» Task requirements: Your output should be the entries below, exact in every detail.

» Dataset excerpts:
-- Opening Marker --

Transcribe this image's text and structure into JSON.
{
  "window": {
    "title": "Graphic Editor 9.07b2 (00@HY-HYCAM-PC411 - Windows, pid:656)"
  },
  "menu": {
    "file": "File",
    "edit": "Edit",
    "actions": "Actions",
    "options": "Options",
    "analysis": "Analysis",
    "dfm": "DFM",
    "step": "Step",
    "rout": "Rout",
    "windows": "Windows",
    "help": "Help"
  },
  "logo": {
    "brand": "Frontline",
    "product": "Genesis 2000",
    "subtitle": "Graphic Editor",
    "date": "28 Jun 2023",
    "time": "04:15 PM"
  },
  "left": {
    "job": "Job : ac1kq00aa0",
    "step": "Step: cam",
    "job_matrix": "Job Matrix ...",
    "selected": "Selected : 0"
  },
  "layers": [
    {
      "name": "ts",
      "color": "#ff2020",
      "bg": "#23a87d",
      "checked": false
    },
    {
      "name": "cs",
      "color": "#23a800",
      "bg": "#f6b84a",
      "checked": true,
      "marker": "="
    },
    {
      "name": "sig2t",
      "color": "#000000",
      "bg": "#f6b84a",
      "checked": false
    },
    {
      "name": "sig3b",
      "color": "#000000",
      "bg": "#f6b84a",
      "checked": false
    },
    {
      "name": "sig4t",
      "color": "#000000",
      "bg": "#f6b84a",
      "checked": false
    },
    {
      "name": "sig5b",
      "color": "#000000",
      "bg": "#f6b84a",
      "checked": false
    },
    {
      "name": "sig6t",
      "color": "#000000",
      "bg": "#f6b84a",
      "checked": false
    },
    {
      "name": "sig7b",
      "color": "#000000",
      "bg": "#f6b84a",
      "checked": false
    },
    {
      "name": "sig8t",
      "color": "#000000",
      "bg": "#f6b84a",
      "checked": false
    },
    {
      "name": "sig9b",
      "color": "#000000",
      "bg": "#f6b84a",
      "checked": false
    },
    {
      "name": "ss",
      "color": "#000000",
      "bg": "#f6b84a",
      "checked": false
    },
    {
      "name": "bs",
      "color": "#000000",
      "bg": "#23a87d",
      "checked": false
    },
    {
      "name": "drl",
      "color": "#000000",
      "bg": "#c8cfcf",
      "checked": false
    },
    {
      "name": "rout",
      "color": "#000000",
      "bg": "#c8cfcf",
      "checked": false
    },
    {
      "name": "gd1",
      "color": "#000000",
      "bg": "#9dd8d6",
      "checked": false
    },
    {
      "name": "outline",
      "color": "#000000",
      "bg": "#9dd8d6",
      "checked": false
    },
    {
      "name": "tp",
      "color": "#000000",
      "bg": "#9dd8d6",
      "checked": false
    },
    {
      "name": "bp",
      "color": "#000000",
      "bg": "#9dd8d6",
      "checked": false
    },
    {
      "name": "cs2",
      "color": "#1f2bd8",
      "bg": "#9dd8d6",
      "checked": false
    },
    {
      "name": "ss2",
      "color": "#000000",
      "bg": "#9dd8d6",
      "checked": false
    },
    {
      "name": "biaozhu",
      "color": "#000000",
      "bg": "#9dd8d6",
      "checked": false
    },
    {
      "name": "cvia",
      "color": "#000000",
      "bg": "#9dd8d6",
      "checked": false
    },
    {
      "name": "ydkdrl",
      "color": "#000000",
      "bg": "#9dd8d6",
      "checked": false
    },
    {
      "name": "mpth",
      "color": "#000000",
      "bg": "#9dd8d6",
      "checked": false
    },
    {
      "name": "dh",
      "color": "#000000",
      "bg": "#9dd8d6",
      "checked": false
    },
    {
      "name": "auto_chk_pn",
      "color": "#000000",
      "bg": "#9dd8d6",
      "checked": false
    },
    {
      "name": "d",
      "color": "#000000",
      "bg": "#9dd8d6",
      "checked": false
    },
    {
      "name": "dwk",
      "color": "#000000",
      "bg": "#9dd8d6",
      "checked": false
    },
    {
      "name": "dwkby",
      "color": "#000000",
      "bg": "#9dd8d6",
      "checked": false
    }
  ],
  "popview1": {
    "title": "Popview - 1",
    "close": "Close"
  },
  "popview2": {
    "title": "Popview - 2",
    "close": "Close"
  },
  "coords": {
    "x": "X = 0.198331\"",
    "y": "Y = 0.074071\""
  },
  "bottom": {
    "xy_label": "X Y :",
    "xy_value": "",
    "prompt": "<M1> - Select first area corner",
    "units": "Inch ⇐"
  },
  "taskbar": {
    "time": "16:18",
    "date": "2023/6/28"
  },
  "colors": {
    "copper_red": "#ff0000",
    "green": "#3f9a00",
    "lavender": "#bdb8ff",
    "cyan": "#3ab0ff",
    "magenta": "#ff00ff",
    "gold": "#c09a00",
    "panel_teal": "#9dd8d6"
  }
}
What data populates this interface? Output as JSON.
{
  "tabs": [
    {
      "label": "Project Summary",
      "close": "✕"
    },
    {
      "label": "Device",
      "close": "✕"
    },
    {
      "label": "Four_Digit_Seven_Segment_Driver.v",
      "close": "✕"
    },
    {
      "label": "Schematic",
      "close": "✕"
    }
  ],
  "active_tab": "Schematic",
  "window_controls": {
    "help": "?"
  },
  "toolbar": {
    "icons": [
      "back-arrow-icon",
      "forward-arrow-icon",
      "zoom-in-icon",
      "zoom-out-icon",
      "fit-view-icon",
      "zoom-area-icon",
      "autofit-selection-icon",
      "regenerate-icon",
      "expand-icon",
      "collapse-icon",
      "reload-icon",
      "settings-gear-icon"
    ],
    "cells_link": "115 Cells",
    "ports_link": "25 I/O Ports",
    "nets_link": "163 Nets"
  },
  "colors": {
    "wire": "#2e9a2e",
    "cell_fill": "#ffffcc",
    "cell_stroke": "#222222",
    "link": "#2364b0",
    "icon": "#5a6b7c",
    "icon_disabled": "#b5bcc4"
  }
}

-- Closing Marker --

» Result for this task:
Transcribe this image's text and structure into JSON.
{
  "window": {
    "title": "Graphic Editor 9.07b2 (00@HY-HYCAM-PC411 - Windows, pid:656)"
  },
  "menu": {
    "file": "File",
    "edit": "Edit",
    "actions": "Actions",
    "options": "Options",
    "analysis": "Analysis",
    "dfm": "DFM",
    "step": "Step",
    "rout": "Rout",
    "windows": "Windows",
    "help": "Help"
  },
  "logo": {
    "brand": "Frontline",
    "product": "Genesis 2000",
    "subtitle": "Graphic Editor",
    "date": "28 Jun 2023",
    "time": "04:15 PM"
  },
  "left": {
    "job": "Job : ac1kq00aa0",
    "step": "Step: cam",
    "job_matrix": "Job Matrix ...",
    "selected": "Selected : 0"
  },
  "layers": [
    {
      "name": "ts",
      "color": "#ff2020",
      "bg": "#23a87d",
      "checked": false
    },
    {
      "name": "cs",
      "color": "#23a800",
      "bg": "#f6b84a",
      "checked": true,
      "marker": "="
    },
    {
      "name": "sig2t",
      "color": "#000000",
      "bg": "#f6b84a",
      "checked": false
    },
    {
      "name": "sig3b",
      "color": "#000000",
      "bg": "#f6b84a",
      "checked": false
    },
    {
      "name": "sig4t",
      "color": "#000000",
      "bg": "#f6b84a",
      "checked": false
    },
    {
      "name": "sig5b",
      "color": "#000000",
      "bg": "#f6b84a",
      "checked": false
    },
    {
      "name": "sig6t",
      "color": "#000000",
      "bg": "#f6b84a",
      "checked": false
    },
    {
      "name": "sig7b",
      "color": "#000000",
      "bg": "#f6b84a",
      "checked": false
    },
    {
      "name": "sig8t",
      "color": "#000000",
      "bg": "#f6b84a",
      "checked": false
    },
    {
      "name": "sig9b",
      "color": "#000000",
      "bg": "#f6b84a",
      "checked": false
    },
    {
      "name": "ss",
      "color": "#000000",
      "bg": "#f6b84a",
      "checked": false
    },
    {
      "name": "bs",
      "color": "#000000",
      "bg": "#23a87d",
      "checked": false
    },
    {
      "name": "drl",
      "color": "#000000",
      "bg": "#c8cfcf",
      "checked": false
    },
    {
      "name": "rout",
      "color": "#000000",
      "bg": "#c8cfcf",
      "checked": false
    },
    {
      "name": "gd1",
      "color": "#000000",
      "bg": "#9dd8d6",
      "checked": false
    },
    {
      "name": "outline",
      "color": "#000000",
      "bg": "#9dd8d6",
      "checked": false
    },
    {
      "name": "tp",
      "color": "#000000",
      "bg": "#9dd8d6",
      "checked": false
    },
    {
      "name": "bp",
      "color": "#000000",
      "bg": "#9dd8d6",
      "checked": false
    },
    {
      "name": "cs2",
      "color": "#1f2bd8",
      "bg": "#9dd8d6",
      "checked": false
    },
    {
      "name": "ss2",
      "color": "#000000",
      "bg": "#9dd8d6",
      "checked": false
    },
    {
      "name": "biaozhu",
      "color": "#000000",
      "bg": "#9dd8d6",
      "checked": false
    },
    {
      "name": "cvia",
      "color": "#000000",
      "bg": "#9dd8d6",
      "checked": false
    },
    {
      "name": "ydkdrl",
      "color": "#000000",
      "bg": "#9dd8d6",
      "checked": false
    },
    {
      "name": "mpth",
      "color": "#000000",
      "bg": "#9dd8d6",
      "checked": false
    },
    {
      "name": "dh",
      "color": "#000000",
      "bg": "#9dd8d6",
      "checked": false
    },
    {
      "name": "auto_chk_pn",
      "color": "#000000",
      "bg": "#9dd8d6",
      "checked": false
    },
    {
      "name": "d",
      "color": "#000000",
      "bg": "#9dd8d6",
      "checked": false
    },
    {
      "name": "dwk",
      "color": "#000000",
      "bg": "#9dd8d6",
      "checked": false
    },
    {
      "name": "dwkby",
      "color": "#000000",
      "bg": "#9dd8d6",
      "checked": false
    }
  ],
  "popview1": {
    "title": "Popview - 1",
    "close": "Close"
  },
  "popview2": {
    "title": "Popview - 2",
    "close": "Close"
  },
  "coords": {
    "x": "X = 0.198331\"",
    "y": "Y = 0.074071\""
  },
  "bottom": {
    "xy_label": "X Y :",
    "xy_value": "",
    "prompt": "<M1> - Select first area corner",
    "units": "Inch ⇐"
  },
  "taskbar": {
    "time": "16:18",
    "date": "2023/6/28"
  },
  "colors": {
    "copper_red": "#ff0000",
    "green": "#3f9a00",
    "lavender": "#bdb8ff",
    "cyan": "#3ab0ff",
    "magenta": "#ff00ff",
    "gold": "#c09a00",
    "panel_teal": "#9dd8d6"
  }
}
What data populates this interface? Output as JSON.
{
  "tabs": [
    {
      "label": "Project Summary",
      "close": "✕"
    },
    {
      "label": "Device",
      "close": "✕"
    },
    {
      "label": "Four_Digit_Seven_Segment_Driver.v",
      "close": "✕"
    },
    {
      "label": "Schematic",
      "close": "✕"
    }
  ],
  "active_tab": "Schematic",
  "window_controls": {
    "help": "?"
  },
  "toolbar": {
    "icons": [
      "back-arrow-icon",
      "forward-arrow-icon",
      "zoom-in-icon",
      "zoom-out-icon",
      "fit-view-icon",
      "zoom-area-icon",
      "autofit-selection-icon",
      "regenerate-icon",
      "expand-icon",
      "collapse-icon",
      "reload-icon",
      "settings-gear-icon"
    ],
    "cells_link": "115 Cells",
    "ports_link": "25 I/O Ports",
    "nets_link": "163 Nets"
  },
  "colors": {
    "wire": "#2e9a2e",
    "cell_fill": "#ffffcc",
    "cell_stroke": "#222222",
    "link": "#2364b0",
    "icon": "#5a6b7c",
    "icon_disabled": "#b5bcc4"
  }
}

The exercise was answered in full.